Say how many lines contain "주택공급에"; the answer is the number alone.

--- Begin ---

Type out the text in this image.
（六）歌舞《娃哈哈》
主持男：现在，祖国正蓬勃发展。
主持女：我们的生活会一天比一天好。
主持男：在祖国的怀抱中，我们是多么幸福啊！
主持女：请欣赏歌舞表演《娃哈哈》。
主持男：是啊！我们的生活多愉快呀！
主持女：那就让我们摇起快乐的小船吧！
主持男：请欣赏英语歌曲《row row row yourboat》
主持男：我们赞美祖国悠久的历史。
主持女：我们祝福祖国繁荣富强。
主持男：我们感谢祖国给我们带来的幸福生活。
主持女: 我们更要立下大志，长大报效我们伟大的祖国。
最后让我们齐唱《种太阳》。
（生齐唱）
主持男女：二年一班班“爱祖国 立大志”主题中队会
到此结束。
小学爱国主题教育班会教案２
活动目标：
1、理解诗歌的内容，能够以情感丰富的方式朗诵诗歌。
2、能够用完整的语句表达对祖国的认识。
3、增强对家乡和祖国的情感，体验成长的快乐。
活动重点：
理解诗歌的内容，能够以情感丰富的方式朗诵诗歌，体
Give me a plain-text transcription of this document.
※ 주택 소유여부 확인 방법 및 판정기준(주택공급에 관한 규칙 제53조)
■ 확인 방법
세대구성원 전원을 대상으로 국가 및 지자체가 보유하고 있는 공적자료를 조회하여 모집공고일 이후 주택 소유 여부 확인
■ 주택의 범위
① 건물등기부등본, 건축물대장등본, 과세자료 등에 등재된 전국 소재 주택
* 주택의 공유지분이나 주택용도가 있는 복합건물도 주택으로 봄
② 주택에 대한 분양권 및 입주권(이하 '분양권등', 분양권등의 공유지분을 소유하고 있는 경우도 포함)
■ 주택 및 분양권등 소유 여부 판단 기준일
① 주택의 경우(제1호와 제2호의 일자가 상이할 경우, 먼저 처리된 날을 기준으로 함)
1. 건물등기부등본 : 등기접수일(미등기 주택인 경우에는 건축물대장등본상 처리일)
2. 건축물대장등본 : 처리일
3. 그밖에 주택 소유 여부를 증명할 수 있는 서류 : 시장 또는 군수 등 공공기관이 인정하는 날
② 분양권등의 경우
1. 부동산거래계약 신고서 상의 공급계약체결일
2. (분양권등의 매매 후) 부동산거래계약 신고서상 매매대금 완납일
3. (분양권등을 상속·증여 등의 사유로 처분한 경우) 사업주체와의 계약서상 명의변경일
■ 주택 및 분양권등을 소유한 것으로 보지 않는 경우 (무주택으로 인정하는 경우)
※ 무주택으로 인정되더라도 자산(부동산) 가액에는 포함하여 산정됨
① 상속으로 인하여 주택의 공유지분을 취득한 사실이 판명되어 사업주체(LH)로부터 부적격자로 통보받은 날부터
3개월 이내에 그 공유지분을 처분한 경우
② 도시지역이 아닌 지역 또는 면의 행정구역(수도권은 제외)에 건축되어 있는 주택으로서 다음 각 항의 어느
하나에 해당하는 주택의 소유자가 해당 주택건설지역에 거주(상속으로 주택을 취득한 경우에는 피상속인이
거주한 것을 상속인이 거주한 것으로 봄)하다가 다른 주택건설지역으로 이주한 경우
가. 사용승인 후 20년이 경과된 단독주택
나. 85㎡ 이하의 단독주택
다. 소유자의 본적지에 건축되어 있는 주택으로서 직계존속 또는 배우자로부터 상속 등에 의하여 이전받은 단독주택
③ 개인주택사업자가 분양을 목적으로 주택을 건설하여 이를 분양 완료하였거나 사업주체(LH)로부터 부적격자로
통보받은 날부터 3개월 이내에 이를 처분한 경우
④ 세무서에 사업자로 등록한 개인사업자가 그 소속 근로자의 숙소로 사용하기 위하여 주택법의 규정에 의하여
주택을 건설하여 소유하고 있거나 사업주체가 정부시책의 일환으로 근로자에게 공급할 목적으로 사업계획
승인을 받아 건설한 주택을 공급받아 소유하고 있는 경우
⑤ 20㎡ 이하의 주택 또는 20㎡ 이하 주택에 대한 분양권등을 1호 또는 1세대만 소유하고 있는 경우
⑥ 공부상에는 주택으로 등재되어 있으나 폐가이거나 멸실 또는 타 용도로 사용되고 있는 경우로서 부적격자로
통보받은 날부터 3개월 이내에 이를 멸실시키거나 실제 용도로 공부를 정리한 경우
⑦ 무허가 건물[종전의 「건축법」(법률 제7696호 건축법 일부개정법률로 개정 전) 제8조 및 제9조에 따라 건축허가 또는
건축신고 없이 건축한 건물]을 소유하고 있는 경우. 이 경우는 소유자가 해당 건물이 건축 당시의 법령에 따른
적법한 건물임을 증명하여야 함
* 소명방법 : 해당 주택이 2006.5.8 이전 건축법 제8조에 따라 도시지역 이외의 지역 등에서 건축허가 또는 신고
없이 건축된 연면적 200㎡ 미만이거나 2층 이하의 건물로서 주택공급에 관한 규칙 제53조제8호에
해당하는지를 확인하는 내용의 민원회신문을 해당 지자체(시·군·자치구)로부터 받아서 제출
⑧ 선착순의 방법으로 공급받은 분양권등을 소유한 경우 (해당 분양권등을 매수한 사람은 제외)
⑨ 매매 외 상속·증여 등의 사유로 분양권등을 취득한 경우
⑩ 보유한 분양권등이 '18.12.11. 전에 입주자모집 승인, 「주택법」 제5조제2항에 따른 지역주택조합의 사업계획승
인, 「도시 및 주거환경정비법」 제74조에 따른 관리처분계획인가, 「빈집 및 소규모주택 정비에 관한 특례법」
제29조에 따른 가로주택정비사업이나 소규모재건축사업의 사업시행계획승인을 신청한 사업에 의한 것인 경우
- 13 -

--- End ---

Right answer: 2